SHORT PROBLEM:
Format the data from its first line through the line containing "heatmap-cell [139,229,144,234]", both ends included, as a Markdown table with the columns Row and Line. Put each line's running number under Row and the line itself under Line, and skip any blank lines.

MATERIAL:
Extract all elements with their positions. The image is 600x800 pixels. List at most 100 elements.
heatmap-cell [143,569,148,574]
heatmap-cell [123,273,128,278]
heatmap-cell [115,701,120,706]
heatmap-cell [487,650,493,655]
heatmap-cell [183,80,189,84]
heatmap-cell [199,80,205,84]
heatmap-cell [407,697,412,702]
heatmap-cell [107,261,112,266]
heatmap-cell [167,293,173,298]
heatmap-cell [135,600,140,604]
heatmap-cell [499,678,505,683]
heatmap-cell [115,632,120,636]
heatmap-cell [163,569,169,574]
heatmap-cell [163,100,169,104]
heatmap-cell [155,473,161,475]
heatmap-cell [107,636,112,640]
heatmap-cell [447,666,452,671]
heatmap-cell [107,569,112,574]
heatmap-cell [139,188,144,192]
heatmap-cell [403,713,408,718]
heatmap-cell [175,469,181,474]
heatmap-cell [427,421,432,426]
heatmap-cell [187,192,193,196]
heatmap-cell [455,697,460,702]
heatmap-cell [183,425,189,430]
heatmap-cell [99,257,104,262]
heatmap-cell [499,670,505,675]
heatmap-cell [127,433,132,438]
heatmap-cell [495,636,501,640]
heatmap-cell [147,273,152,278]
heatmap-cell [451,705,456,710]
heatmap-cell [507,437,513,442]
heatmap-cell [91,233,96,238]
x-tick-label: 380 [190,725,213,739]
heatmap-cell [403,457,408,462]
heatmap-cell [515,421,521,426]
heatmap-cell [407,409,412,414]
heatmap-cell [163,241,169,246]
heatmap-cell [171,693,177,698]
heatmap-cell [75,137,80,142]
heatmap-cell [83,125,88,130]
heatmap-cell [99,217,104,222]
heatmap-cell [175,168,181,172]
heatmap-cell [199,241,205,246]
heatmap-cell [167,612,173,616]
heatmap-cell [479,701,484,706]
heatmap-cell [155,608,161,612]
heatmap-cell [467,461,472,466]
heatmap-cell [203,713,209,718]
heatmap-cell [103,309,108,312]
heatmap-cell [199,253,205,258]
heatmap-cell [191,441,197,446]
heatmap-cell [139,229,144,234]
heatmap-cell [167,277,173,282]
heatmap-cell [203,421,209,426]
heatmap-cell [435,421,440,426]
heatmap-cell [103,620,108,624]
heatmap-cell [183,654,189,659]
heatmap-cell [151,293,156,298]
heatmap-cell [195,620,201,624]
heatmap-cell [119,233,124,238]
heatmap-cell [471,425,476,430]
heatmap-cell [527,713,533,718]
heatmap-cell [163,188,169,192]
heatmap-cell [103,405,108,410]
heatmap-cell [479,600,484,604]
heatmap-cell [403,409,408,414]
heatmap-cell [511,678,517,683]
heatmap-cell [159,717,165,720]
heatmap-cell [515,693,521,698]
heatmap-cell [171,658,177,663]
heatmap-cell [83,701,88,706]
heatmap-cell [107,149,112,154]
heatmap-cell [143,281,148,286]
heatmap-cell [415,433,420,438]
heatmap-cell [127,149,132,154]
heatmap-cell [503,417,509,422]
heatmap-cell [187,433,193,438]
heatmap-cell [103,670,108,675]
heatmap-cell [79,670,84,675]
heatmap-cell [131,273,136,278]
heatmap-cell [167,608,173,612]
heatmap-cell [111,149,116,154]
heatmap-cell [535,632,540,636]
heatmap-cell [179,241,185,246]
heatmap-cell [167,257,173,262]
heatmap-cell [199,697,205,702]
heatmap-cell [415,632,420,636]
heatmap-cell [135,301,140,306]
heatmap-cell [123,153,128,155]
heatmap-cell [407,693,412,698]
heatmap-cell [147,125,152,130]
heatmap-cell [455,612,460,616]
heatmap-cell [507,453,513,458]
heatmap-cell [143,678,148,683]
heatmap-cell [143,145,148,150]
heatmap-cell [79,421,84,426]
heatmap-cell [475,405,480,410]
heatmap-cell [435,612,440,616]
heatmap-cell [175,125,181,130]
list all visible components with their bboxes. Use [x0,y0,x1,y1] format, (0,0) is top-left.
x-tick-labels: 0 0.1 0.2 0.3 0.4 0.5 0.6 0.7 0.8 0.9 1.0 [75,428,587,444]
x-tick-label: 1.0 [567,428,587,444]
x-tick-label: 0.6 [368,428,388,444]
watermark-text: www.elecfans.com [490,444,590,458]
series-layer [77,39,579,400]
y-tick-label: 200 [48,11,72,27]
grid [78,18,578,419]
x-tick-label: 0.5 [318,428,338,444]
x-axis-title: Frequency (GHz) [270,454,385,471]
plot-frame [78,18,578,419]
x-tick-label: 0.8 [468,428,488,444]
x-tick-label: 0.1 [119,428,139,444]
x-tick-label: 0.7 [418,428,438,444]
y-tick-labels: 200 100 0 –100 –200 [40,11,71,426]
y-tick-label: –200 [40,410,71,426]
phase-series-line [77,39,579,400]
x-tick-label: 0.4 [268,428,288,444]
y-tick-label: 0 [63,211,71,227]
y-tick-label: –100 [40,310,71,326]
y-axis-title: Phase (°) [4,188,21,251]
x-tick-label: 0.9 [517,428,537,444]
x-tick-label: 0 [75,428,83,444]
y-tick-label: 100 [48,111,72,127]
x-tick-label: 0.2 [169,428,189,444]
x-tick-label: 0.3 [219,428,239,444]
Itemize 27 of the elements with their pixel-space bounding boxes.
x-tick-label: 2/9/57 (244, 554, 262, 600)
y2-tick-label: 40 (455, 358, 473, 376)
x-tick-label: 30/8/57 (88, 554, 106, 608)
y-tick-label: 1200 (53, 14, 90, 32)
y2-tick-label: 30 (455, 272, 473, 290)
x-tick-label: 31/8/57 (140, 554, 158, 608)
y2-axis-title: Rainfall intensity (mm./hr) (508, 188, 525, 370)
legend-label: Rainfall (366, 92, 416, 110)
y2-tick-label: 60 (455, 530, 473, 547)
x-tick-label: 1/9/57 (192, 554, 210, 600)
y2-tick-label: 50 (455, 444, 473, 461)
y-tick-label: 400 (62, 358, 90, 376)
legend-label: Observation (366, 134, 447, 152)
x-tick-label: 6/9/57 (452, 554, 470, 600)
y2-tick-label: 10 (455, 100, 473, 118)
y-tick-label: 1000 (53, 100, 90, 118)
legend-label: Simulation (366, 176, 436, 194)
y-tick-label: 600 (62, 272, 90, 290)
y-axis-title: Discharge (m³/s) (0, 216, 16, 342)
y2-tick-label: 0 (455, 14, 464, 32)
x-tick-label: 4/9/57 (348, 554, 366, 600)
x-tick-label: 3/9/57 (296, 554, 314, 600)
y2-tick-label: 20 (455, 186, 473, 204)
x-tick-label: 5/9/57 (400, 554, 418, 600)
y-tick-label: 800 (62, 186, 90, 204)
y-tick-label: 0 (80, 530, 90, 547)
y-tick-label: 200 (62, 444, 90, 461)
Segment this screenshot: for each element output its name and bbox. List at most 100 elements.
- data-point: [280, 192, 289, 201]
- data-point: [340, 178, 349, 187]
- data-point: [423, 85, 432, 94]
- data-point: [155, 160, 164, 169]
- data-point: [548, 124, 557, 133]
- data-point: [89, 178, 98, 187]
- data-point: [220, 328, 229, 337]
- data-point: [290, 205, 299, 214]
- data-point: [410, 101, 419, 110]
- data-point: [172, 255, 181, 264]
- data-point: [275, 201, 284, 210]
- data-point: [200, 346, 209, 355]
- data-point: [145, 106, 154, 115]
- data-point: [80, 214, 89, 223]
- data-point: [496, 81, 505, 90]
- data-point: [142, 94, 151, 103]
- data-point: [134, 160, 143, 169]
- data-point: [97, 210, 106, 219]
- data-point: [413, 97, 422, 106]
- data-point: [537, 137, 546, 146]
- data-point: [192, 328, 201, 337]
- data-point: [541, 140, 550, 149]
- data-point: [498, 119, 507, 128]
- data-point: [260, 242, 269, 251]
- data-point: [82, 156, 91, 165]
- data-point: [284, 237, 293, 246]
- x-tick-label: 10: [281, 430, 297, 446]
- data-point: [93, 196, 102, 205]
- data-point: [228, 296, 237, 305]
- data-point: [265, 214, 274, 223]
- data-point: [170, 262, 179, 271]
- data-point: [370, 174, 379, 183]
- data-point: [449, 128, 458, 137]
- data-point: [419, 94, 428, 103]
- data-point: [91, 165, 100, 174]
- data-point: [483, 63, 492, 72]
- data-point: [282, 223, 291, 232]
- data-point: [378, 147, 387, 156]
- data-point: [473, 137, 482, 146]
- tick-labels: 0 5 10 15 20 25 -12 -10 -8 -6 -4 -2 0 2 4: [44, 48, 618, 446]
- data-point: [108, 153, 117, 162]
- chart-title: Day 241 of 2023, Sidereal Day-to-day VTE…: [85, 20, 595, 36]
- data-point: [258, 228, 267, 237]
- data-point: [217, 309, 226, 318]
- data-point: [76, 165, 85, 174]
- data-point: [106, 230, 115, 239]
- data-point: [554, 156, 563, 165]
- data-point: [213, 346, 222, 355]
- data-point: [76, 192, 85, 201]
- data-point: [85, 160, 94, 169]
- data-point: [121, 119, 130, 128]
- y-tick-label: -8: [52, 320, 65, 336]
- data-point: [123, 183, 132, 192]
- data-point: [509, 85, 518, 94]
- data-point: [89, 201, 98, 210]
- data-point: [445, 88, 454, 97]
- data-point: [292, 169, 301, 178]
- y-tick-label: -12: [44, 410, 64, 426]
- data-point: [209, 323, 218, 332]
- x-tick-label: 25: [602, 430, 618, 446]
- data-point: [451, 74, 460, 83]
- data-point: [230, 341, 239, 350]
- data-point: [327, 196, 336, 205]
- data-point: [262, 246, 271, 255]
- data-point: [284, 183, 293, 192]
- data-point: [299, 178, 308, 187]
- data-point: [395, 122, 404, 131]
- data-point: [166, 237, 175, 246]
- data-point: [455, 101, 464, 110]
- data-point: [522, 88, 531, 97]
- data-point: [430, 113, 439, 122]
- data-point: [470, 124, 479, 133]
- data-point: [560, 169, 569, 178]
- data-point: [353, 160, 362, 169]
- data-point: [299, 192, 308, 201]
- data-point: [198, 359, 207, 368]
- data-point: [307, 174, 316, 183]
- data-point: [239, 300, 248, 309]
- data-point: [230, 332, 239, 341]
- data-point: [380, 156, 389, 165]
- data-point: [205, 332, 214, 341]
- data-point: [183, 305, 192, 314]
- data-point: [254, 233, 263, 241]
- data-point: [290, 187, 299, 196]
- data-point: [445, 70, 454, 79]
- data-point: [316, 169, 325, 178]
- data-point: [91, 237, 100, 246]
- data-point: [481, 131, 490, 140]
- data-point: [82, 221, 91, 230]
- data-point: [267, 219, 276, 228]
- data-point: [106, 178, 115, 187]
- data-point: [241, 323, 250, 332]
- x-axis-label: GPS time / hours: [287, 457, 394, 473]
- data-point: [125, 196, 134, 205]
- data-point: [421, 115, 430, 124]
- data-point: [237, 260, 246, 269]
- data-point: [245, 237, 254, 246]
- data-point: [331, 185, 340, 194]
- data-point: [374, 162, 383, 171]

SOLUTION:
| Row | Line |
|---|---|
| 1 | Extract all elements with their positions. The image is 600x800 pixels. List at most 100 elements. |
| 2 | heatmap-cell [143,569,148,574] |
| 3 | heatmap-cell [123,273,128,278] |
| 4 | heatmap-cell [115,701,120,706] |
| 5 | heatmap-cell [487,650,493,655] |
| 6 | heatmap-cell [183,80,189,84] |
| 7 | heatmap-cell [199,80,205,84] |
| 8 | heatmap-cell [407,697,412,702] |
| 9 | heatmap-cell [107,261,112,266] |
| 10 | heatmap-cell [167,293,173,298] |
| 11 | heatmap-cell [135,600,140,604] |
| 12 | heatmap-cell [499,678,505,683] |
| 13 | heatmap-cell [115,632,120,636] |
| 14 | heatmap-cell [163,569,169,574] |
| 15 | heatmap-cell [163,100,169,104] |
| 16 | heatmap-cell [155,473,161,475] |
| 17 | heatmap-cell [107,636,112,640] |
| 18 | heatmap-cell [447,666,452,671] |
| 19 | heatmap-cell [107,569,112,574] |
| 20 | heatmap-cell [139,188,144,192] |
| 21 | heatmap-cell [403,713,408,718] |
| 22 | heatmap-cell [175,469,181,474] |
| 23 | heatmap-cell [427,421,432,426] |
| 24 | heatmap-cell [187,192,193,196] |
| 25 | heatmap-cell [455,697,460,702] |
| 26 | heatmap-cell [183,425,189,430] |
| 27 | heatmap-cell [99,257,104,262] |
| 28 | heatmap-cell [499,670,505,675] |
| 29 | heatmap-cell [127,433,132,438] |
| 30 | heatmap-cell [495,636,501,640] |
| 31 | heatmap-cell [147,273,152,278] |
| 32 | heatmap-cell [451,705,456,710] |
| 33 | heatmap-cell [507,437,513,442] |
| 34 | heatmap-cell [91,233,96,238] |
| 35 | x-tick-label: 380 [190,725,213,739] |
| 36 | heatmap-cell [403,457,408,462] |
| 37 | heatmap-cell [515,421,521,426] |
| 38 | heatmap-cell [407,409,412,414] |
| 39 | heatmap-cell [163,241,169,246] |
| 40 | heatmap-cell [171,693,177,698] |
| 41 | heatmap-cell [75,137,80,142] |
| 42 | heatmap-cell [83,125,88,130] |
| 43 | heatmap-cell [99,217,104,222] |
| 44 | heatmap-cell [175,168,181,172] |
| 45 | heatmap-cell [199,241,205,246] |
| 46 | heatmap-cell [167,612,173,616] |
| 47 | heatmap-cell [479,701,484,706] |
| 48 | heatmap-cell [155,608,161,612] |
| 49 | heatmap-cell [467,461,472,466] |
| 50 | heatmap-cell [203,713,209,718] |
| 51 | heatmap-cell [103,309,108,312] |
| 52 | heatmap-cell [199,253,205,258] |
| 53 | heatmap-cell [191,441,197,446] |
| 54 | heatmap-cell [139,229,144,234] |